THE TASK
Take every line from the listing below that contains "icon".

INPUT DATA
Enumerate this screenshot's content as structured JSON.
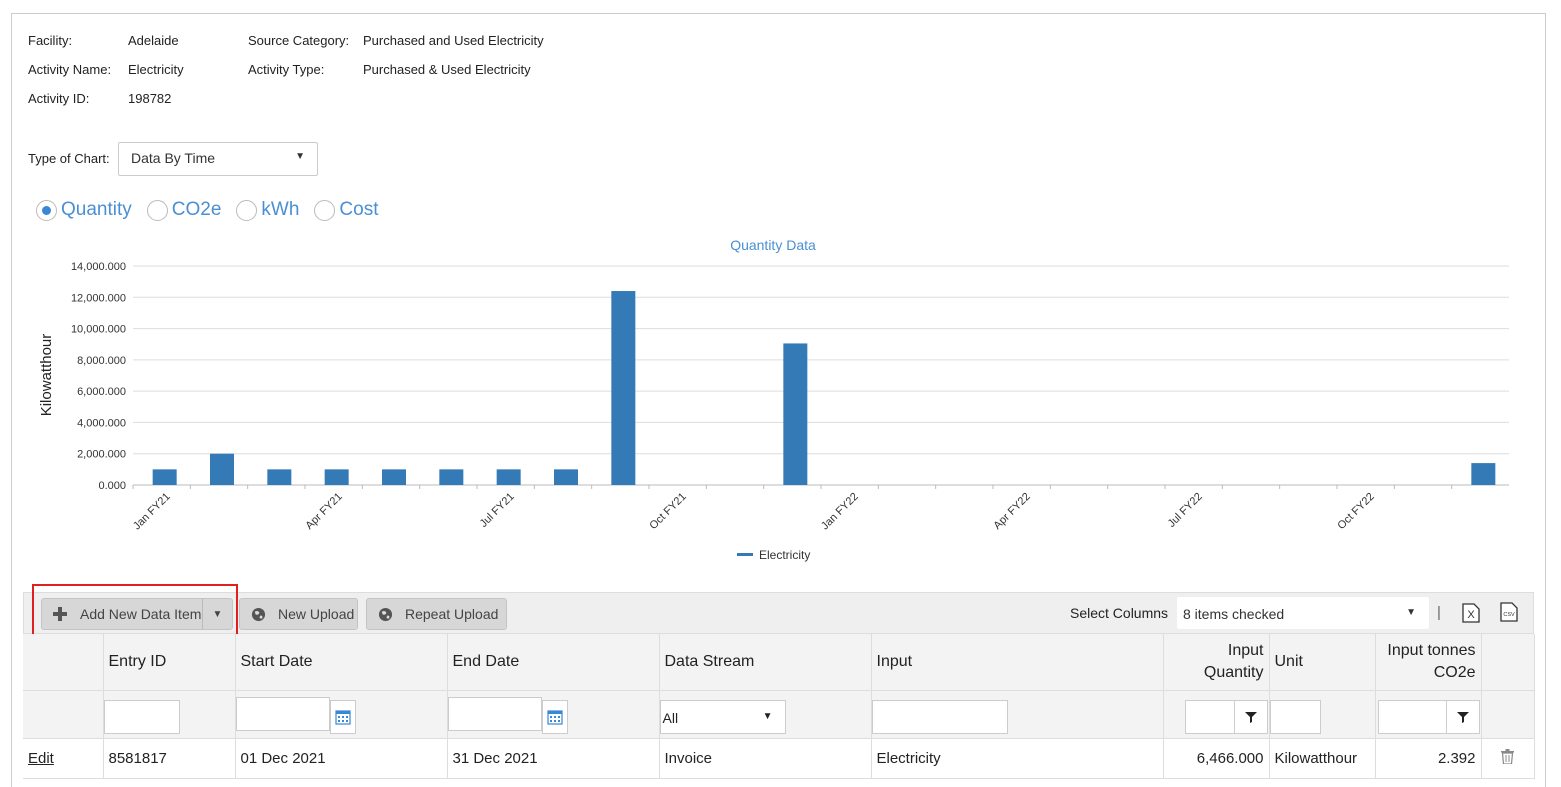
{
  "info": {
    "facility_label": "Facility:",
    "facility_value": "Adelaide",
    "activity_name_label": "Activity Name:",
    "activity_name_value": "Electricity",
    "activity_id_label": "Activity ID:",
    "activity_id_value": "198782",
    "source_category_label": "Source Category:",
    "source_category_value": "Purchased and Used Electricity",
    "activity_type_label": "Activity Type:",
    "activity_type_value": "Purchased & Used Electricity"
  },
  "chart_type": {
    "label": "Type of Chart:",
    "value": "Data By Time"
  },
  "metric_options": [
    {
      "label": "Quantity",
      "selected": true
    },
    {
      "label": "CO2e",
      "selected": false
    },
    {
      "label": "kWh",
      "selected": false
    },
    {
      "label": "Cost",
      "selected": false
    }
  ],
  "chart_data": {
    "type": "bar",
    "title": "Quantity Data",
    "ylabel": "Kilowatthour",
    "xlabel": "",
    "ylim": [
      0,
      14000
    ],
    "yticks": [
      "0.000",
      "2,000.000",
      "4,000.000",
      "6,000.000",
      "8,000.000",
      "10,000.000",
      "12,000.000",
      "14,000.000"
    ],
    "xtick_labels": [
      "Jan FY21",
      "Apr FY21",
      "Jul FY21",
      "Oct FY21",
      "Jan FY22",
      "Apr FY22",
      "Jul FY22",
      "Oct FY22"
    ],
    "categories": [
      "Jan FY21",
      "Feb FY21",
      "Mar FY21",
      "Apr FY21",
      "May FY21",
      "Jun FY21",
      "Jul FY21",
      "Aug FY21",
      "Sep FY21",
      "Oct FY21",
      "Nov FY21",
      "Dec FY21",
      "Jan FY22",
      "Feb FY22",
      "Mar FY22",
      "Apr FY22",
      "May FY22",
      "Jun FY22",
      "Jul FY22",
      "Aug FY22",
      "Sep FY22",
      "Oct FY22",
      "Nov FY22",
      "Dec FY22"
    ],
    "series": [
      {
        "name": "Electricity",
        "color": "#337ab7",
        "values": [
          1000,
          2000,
          1000,
          1000,
          1000,
          1000,
          1000,
          1000,
          12400,
          0,
          0,
          9050,
          0,
          0,
          0,
          0,
          0,
          0,
          0,
          0,
          0,
          0,
          0,
          1400
        ]
      }
    ],
    "legend": "bottom-center",
    "grid": true
  },
  "toolbar": {
    "add_label": "Add New Data Item",
    "new_upload_label": "New Upload",
    "repeat_upload_label": "Repeat Upload",
    "select_columns_label": "Select Columns",
    "select_columns_value": "8 items checked",
    "separator": "|",
    "excel_icon": "excel-export-icon",
    "csv_icon": "csv-export-icon"
  },
  "table": {
    "headers": {
      "entry_id": "Entry ID",
      "start_date": "Start Date",
      "end_date": "End Date",
      "data_stream": "Data Stream",
      "input": "Input",
      "input_quantity_1": "Input",
      "input_quantity_2": "Quantity",
      "unit": "Unit",
      "co2e_1": "Input tonnes",
      "co2e_2": "CO2e"
    },
    "filters": {
      "data_stream": "All"
    },
    "rows": [
      {
        "edit": "Edit",
        "entry_id": "8581817",
        "start_date": "01 Dec 2021",
        "end_date": "31 Dec 2021",
        "data_stream": "Invoice",
        "input": "Electricity",
        "input_quantity": "6,466.000",
        "unit": "Kilowatthour",
        "co2e": "2.392"
      }
    ]
  }
}
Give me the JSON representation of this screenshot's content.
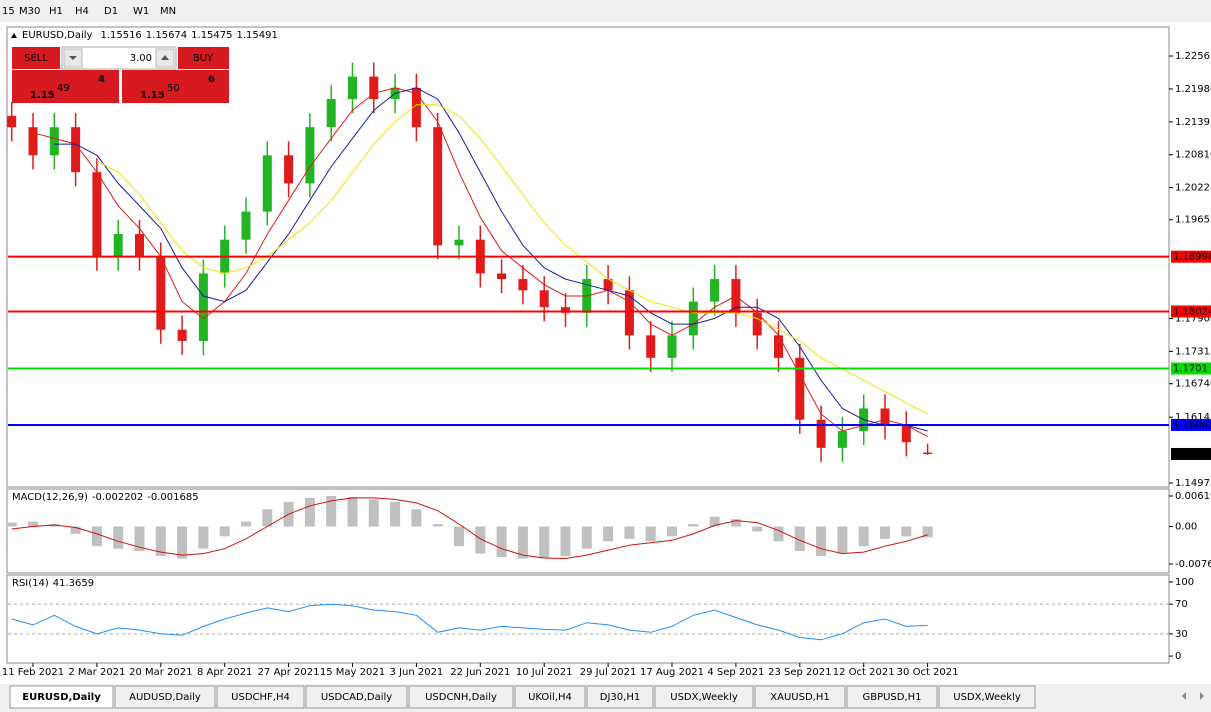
{
  "toolbar": [
    "15",
    "M30",
    "H1",
    "H4",
    "D1",
    "W1",
    "MN"
  ],
  "trade_panel": {
    "sell": "SELL",
    "lots": "3.00",
    "buy": "BUY",
    "sell_price": {
      "prefix": "1.15",
      "big": "49",
      "pip": "4"
    },
    "buy_price": {
      "prefix": "1.15",
      "big": "50",
      "pip": "6"
    }
  },
  "tabs": [
    "EURUSD,Daily",
    "AUDUSD,Daily",
    "USDCHF,H4",
    "USDCAD,Daily",
    "USDCNH,Daily",
    "UKOil,H4",
    "DJ30,H1",
    "USDX,Weekly",
    "XAUUSD,H1",
    "GBPUSD,H1",
    "USDX,Weekly"
  ],
  "chart_data": [
    {
      "type": "candlestick",
      "title": "EURUSD,Daily",
      "title_values": [
        1.15516,
        1.15674,
        1.15475,
        1.15491
      ],
      "categories": [
        null,
        "11 Feb 2021",
        null,
        null,
        "2 Mar 2021",
        null,
        null,
        "20 Mar 2021",
        null,
        null,
        "8 Apr 2021",
        null,
        null,
        "27 Apr 2021",
        null,
        null,
        "15 May 2021",
        null,
        null,
        "3 Jun 2021",
        null,
        null,
        "22 Jun 2021",
        null,
        null,
        "10 Jul 2021",
        null,
        null,
        "29 Jul 2021",
        null,
        null,
        "17 Aug 2021",
        null,
        null,
        "4 Sep 2021",
        null,
        null,
        "23 Sep 2021",
        null,
        null,
        "12 Oct 2021",
        null,
        null,
        "30 Oct 2021"
      ],
      "open": [
        1.215,
        1.213,
        1.208,
        1.213,
        1.205,
        1.19,
        1.194,
        1.19,
        1.177,
        1.175,
        1.187,
        1.193,
        1.198,
        1.208,
        1.203,
        1.213,
        1.218,
        1.222,
        1.218,
        1.22,
        1.213,
        1.192,
        1.193,
        1.187,
        1.186,
        1.184,
        1.181,
        1.18,
        1.186,
        1.184,
        1.176,
        1.172,
        1.176,
        1.182,
        1.186,
        1.18,
        1.176,
        1.172,
        1.161,
        1.156,
        1.159,
        1.163,
        1.16,
        1.15516
      ],
      "high": [
        1.2175,
        1.2155,
        1.2155,
        1.2155,
        1.2075,
        1.1965,
        1.1965,
        1.1925,
        1.1795,
        1.1895,
        1.1955,
        1.2005,
        1.2105,
        1.2105,
        1.2155,
        1.2205,
        1.2245,
        1.2245,
        1.2225,
        1.2225,
        1.2155,
        1.1955,
        1.1955,
        1.1895,
        1.1885,
        1.1865,
        1.1835,
        1.1885,
        1.1885,
        1.1865,
        1.1785,
        1.1785,
        1.1845,
        1.1885,
        1.1885,
        1.1825,
        1.1785,
        1.1745,
        1.1635,
        1.1615,
        1.1655,
        1.1655,
        1.1625,
        1.15674
      ],
      "low": [
        1.2105,
        1.2055,
        1.2055,
        1.2025,
        1.1875,
        1.1875,
        1.1875,
        1.1745,
        1.1725,
        1.1725,
        1.1845,
        1.1905,
        1.1955,
        1.2005,
        1.2005,
        1.2105,
        1.2155,
        1.2155,
        1.2155,
        1.2105,
        1.1895,
        1.1895,
        1.1845,
        1.1835,
        1.1815,
        1.1785,
        1.1775,
        1.1775,
        1.1815,
        1.1735,
        1.1695,
        1.1695,
        1.1735,
        1.1795,
        1.1775,
        1.1735,
        1.1695,
        1.1585,
        1.1535,
        1.1535,
        1.1565,
        1.1575,
        1.1545,
        1.15475
      ],
      "close": [
        1.213,
        1.208,
        1.213,
        1.205,
        1.19,
        1.194,
        1.19,
        1.177,
        1.175,
        1.187,
        1.193,
        1.198,
        1.208,
        1.203,
        1.213,
        1.218,
        1.222,
        1.218,
        1.22,
        1.213,
        1.192,
        1.193,
        1.187,
        1.186,
        1.184,
        1.181,
        1.18,
        1.186,
        1.184,
        1.176,
        1.172,
        1.176,
        1.182,
        1.186,
        1.18,
        1.176,
        1.172,
        1.161,
        1.156,
        1.159,
        1.163,
        1.16,
        1.157,
        1.15491
      ],
      "up_color": "#22b422",
      "down_color": "#e01b1b",
      "series": [
        {
          "color": "#e01b1b",
          "values": [
            null,
            1.212,
            1.211,
            1.21,
            1.205,
            1.199,
            1.195,
            1.19,
            1.182,
            1.179,
            1.182,
            1.187,
            1.194,
            1.2,
            1.206,
            1.211,
            1.216,
            1.219,
            1.22,
            1.219,
            1.214,
            1.205,
            1.197,
            1.191,
            1.188,
            1.185,
            1.183,
            1.183,
            1.184,
            1.182,
            1.178,
            1.176,
            1.178,
            1.181,
            1.183,
            1.18,
            1.176,
            1.169,
            1.162,
            1.159,
            1.16,
            1.161,
            1.16,
            1.158
          ]
        },
        {
          "color": "#1a1aa6",
          "values": [
            null,
            null,
            1.21,
            1.21,
            1.208,
            1.203,
            1.199,
            1.195,
            1.188,
            1.183,
            1.182,
            1.184,
            1.189,
            1.194,
            1.2,
            1.206,
            1.211,
            1.216,
            1.219,
            1.22,
            1.218,
            1.212,
            1.205,
            1.198,
            1.192,
            1.188,
            1.186,
            1.185,
            1.184,
            1.183,
            1.18,
            1.178,
            1.178,
            1.179,
            1.181,
            1.181,
            1.179,
            1.174,
            1.168,
            1.163,
            1.161,
            1.16,
            1.16,
            1.159
          ]
        },
        {
          "color": "#f2e200",
          "values": [
            null,
            null,
            null,
            null,
            1.207,
            1.205,
            1.201,
            1.196,
            1.191,
            1.188,
            1.187,
            1.188,
            1.19,
            1.193,
            1.196,
            1.2,
            1.205,
            1.21,
            1.214,
            1.217,
            1.217,
            1.215,
            1.211,
            1.206,
            1.201,
            1.196,
            1.192,
            1.189,
            1.186,
            1.184,
            1.182,
            1.181,
            1.18,
            1.18,
            1.18,
            1.179,
            1.177,
            1.175,
            1.172,
            1.17,
            1.168,
            1.166,
            1.164,
            1.162
          ]
        }
      ],
      "levels": [
        {
          "value": 1.18998,
          "color": "#ff0000"
        },
        {
          "value": 1.18024,
          "color": "#ff0000"
        },
        {
          "value": 1.1701,
          "color": "#00e000"
        },
        {
          "value": 1.16007,
          "color": "#0000ff"
        }
      ],
      "last_price": 1.15491,
      "ylim": [
        1.23063,
        1.14904
      ],
      "yticks": [
        1.22565,
        {
          "value": 1.2198,
          "label": "1.21980"
        },
        1.21395,
        {
          "value": 1.2081,
          "label": "1.20810"
        },
        1.20225,
        1.19655,
        {
          "value": 1.179,
          "label": "1.17900"
        },
        1.17315,
        {
          "value": 1.1674,
          "label": "1.16740"
        },
        1.16145,
        1.14975
      ]
    },
    {
      "type": "macd",
      "title": "MACD(12,26,9)",
      "title_values": [
        -0.002202,
        -0.001685
      ],
      "values": [
        0.0008,
        0.001,
        0.0005,
        -0.0015,
        -0.004,
        -0.0045,
        -0.005,
        -0.006,
        -0.0065,
        -0.0045,
        -0.002,
        0.001,
        0.0035,
        0.005,
        0.0058,
        0.0062,
        0.006,
        0.0055,
        0.005,
        0.0035,
        0.0005,
        -0.004,
        -0.0055,
        -0.0062,
        -0.0065,
        -0.0065,
        -0.006,
        -0.0045,
        -0.003,
        -0.0025,
        -0.003,
        -0.002,
        0.0005,
        0.002,
        0.0015,
        -0.001,
        -0.003,
        -0.005,
        -0.006,
        -0.0055,
        -0.004,
        -0.0025,
        -0.002,
        -0.0022
      ],
      "color": "#c0c0c0",
      "series": [
        {
          "color": "#d01010",
          "values": [
            -0.0005,
            0.0,
            0.0003,
            -0.0002,
            -0.0015,
            -0.003,
            -0.0042,
            -0.0052,
            -0.0058,
            -0.0055,
            -0.0045,
            -0.0025,
            0.0,
            0.0025,
            0.0042,
            0.0052,
            0.0058,
            0.0058,
            0.0055,
            0.0048,
            0.0032,
            0.0005,
            -0.0025,
            -0.0045,
            -0.0058,
            -0.0064,
            -0.0065,
            -0.0058,
            -0.0048,
            -0.0038,
            -0.0033,
            -0.0028,
            -0.0015,
            0.0002,
            0.0012,
            0.0008,
            -0.0008,
            -0.0028,
            -0.0045,
            -0.0055,
            -0.0052,
            -0.004,
            -0.003,
            -0.0017
          ]
        }
      ],
      "ylim": [
        0.00741,
        -0.00924
      ],
      "yticks": [
        0.006193,
        {
          "value": 0,
          "label": "0.00"
        },
        -0.00762
      ]
    },
    {
      "type": "rsi",
      "title": "RSI(14)",
      "title_values": [
        41.3659
      ],
      "series": [
        {
          "color": "#1e90ff",
          "values": [
            50,
            42,
            55,
            40,
            30,
            38,
            35,
            30,
            28,
            40,
            50,
            58,
            65,
            60,
            68,
            70,
            68,
            62,
            60,
            55,
            32,
            38,
            35,
            40,
            38,
            36,
            35,
            45,
            42,
            35,
            32,
            40,
            55,
            62,
            52,
            42,
            35,
            25,
            22,
            30,
            45,
            50,
            40,
            41.3659
          ]
        }
      ],
      "dashed_levels": [
        70,
        30
      ],
      "ylim": [
        108,
        -8
      ],
      "yticks": [
        100,
        70,
        30,
        0
      ]
    }
  ]
}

THE REPLY
    "excel_icon": "excel-export-icon",
    "csv_icon": "csv-export-icon"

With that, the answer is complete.